Monday, October 01, 2007

again, Jung



With the discusion about Jung and his types, I attempted to analyse the working of these types in a new way. And not entirely successfully. If I've just derived a model of sorts from intuition I could still list the various assumptions and preconditions that underwrite its validity, after Hotelling's look at the Coke/Pepsi problem.

supposing Jung's formula can be legitimately reduced to something like:

"there are two faculties of intellection of which you possess one"

(I'm violating an important legalistic convention here: that you shouldn't represent that which you criticise: the same person shouldn't be defence counsel and magistrate. This is for the sake of simplicity, but the argument also comes back to this convention)

I'm assuming firstly that the statement's abstracted out of definite context, and as a corollary of this, that the way the formula functions: it's development of meaning and affectivity, vary depending on the way you intend or desire these things: here "thinking" and "feeling"; and as a further consequence of this that the parts of the formula are associated; you want to reconcile the parts of the formula into a coherent whole; this has to do with the convention that you structure the implicit error of statements univocally etc. According to Empson "we think not in words but in directed phrases".

These rules or conventions that follow from an originary state of abstraction probably ought to be called:

1. Rule of intention

2. Rule of association

If I wanted to illustrate the rule of intention, there's this thing by Pessoa: He passed me, came after me, (which otherwise might be worth considering in its confluence with Fascism, but) as an example here it demonstrates this point quite elegantly: it finishes "I'm lucid./Bloody hell! I'm lucid". This exclamation "Bloody Hell!" does nothing except reverse the expected intentionality or directedness of this "I'm lucid". So Pessoa's juxtaposing the senses of "I'm lucid", intended contrarily; as if he's registering the momentary incandescence of "I'm lucid" and its degradation; it's, as it were, registered as credit and deficit. The punchlines to jokes degrade this way. Pessoa, I suppose, finds his sense of everything: society; language - all this appears to warp in sympathy with desire.

▶ Records:

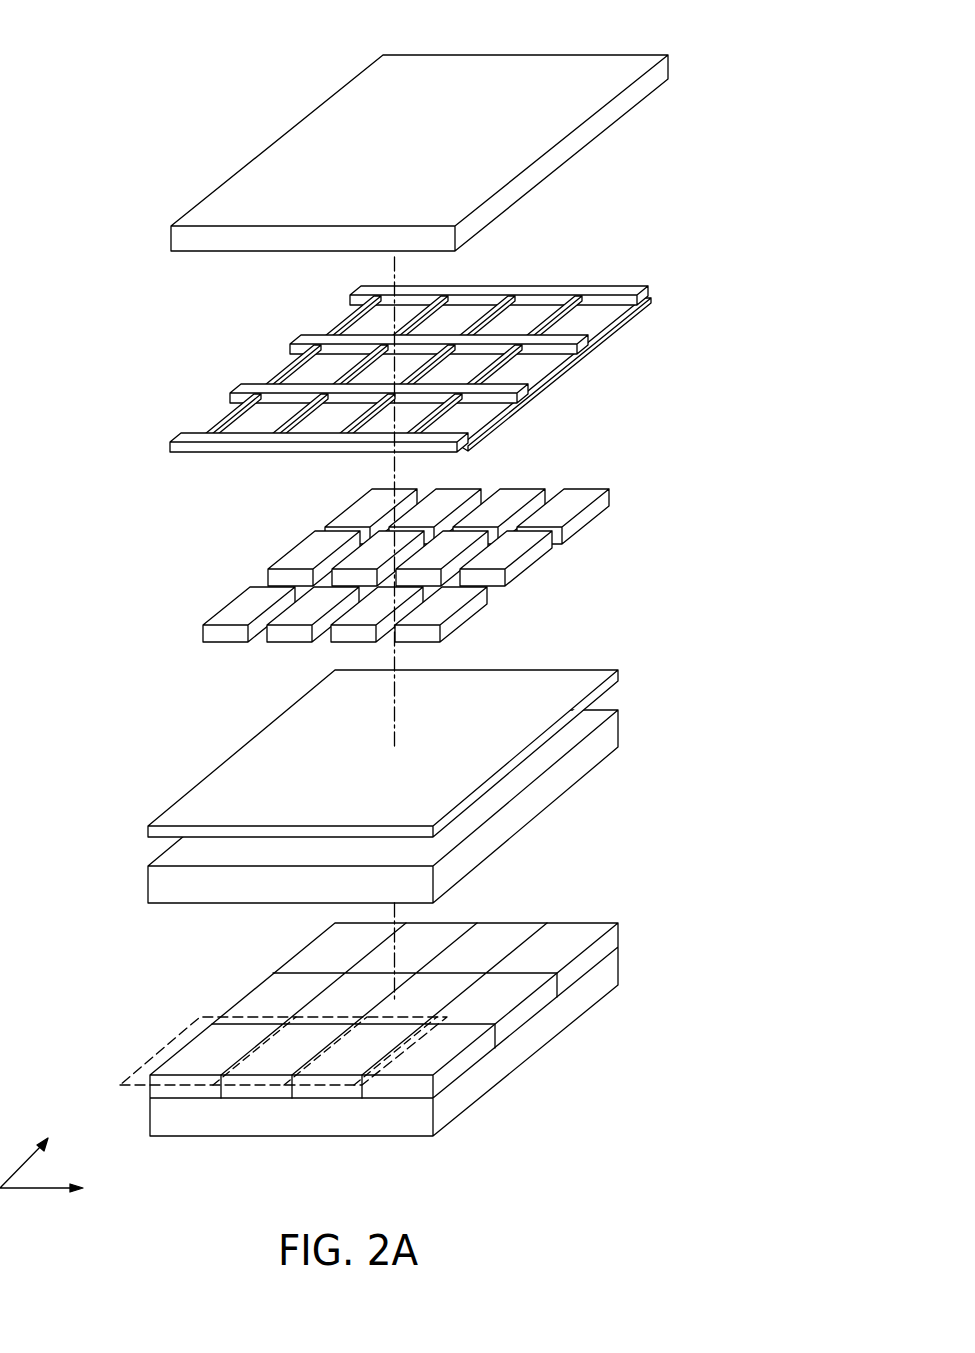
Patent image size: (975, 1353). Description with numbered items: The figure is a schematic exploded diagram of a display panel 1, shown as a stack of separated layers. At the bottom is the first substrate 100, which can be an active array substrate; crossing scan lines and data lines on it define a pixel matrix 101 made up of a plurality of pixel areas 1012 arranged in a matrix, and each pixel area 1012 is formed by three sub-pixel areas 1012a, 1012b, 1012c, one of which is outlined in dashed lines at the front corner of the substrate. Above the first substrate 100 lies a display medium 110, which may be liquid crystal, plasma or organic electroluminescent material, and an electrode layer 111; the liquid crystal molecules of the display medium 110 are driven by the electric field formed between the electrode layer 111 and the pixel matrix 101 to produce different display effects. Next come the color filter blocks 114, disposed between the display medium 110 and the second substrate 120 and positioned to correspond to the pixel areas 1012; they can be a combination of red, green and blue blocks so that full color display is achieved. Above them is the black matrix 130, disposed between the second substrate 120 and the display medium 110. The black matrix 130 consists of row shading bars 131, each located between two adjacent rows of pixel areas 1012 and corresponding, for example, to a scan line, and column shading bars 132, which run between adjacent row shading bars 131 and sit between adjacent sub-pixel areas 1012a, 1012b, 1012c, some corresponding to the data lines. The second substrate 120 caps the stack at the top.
* * *
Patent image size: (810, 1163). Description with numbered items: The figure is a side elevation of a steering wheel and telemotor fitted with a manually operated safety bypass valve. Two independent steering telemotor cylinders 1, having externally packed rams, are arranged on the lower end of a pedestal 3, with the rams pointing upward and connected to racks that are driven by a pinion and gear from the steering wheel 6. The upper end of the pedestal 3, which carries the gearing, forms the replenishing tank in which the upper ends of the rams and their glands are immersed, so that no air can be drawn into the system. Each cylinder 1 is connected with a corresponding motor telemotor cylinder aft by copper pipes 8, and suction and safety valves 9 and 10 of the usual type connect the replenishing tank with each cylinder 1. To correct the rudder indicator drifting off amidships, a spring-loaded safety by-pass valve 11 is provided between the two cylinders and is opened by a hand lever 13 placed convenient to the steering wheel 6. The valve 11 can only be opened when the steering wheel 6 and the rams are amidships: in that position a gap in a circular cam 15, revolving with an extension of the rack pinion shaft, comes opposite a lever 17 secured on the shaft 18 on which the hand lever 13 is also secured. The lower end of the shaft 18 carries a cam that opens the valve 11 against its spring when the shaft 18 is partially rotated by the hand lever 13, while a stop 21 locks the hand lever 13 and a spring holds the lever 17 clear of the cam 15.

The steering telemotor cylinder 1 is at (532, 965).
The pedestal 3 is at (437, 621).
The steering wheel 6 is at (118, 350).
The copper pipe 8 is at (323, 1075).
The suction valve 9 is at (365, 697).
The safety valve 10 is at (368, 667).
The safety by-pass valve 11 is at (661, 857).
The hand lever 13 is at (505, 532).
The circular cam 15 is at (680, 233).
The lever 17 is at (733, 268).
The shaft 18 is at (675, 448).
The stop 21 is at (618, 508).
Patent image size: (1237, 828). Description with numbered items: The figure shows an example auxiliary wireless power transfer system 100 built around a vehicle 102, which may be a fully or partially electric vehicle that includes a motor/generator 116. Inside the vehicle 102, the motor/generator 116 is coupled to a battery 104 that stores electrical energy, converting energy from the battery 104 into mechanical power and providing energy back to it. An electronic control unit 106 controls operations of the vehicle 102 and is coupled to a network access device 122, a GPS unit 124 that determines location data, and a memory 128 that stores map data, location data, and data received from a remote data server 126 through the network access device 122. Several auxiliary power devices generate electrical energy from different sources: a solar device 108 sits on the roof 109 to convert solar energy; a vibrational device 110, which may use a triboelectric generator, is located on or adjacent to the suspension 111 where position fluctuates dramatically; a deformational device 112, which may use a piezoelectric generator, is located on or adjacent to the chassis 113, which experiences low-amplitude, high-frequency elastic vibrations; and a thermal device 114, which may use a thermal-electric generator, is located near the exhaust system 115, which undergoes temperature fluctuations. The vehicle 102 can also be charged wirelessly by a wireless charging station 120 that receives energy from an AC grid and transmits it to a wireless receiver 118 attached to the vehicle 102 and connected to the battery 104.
==
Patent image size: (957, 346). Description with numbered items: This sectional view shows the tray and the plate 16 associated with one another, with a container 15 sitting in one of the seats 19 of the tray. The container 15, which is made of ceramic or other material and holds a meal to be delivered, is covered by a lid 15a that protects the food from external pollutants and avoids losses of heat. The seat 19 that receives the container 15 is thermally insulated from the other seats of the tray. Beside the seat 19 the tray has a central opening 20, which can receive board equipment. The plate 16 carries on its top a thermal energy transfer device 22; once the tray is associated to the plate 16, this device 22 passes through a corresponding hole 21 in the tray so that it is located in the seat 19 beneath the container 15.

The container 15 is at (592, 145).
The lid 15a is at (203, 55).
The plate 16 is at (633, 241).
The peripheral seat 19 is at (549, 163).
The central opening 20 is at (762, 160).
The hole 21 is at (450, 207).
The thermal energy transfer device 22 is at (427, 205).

▶ Task to carry out:
Put this sentence from the post on Jung into Spanish: "The punchlines to jokes degrade this way." The rows were taken from a different source than the post on Jung.

▶ Solved problem:
Los remates de los chistes se degradan de esta manera.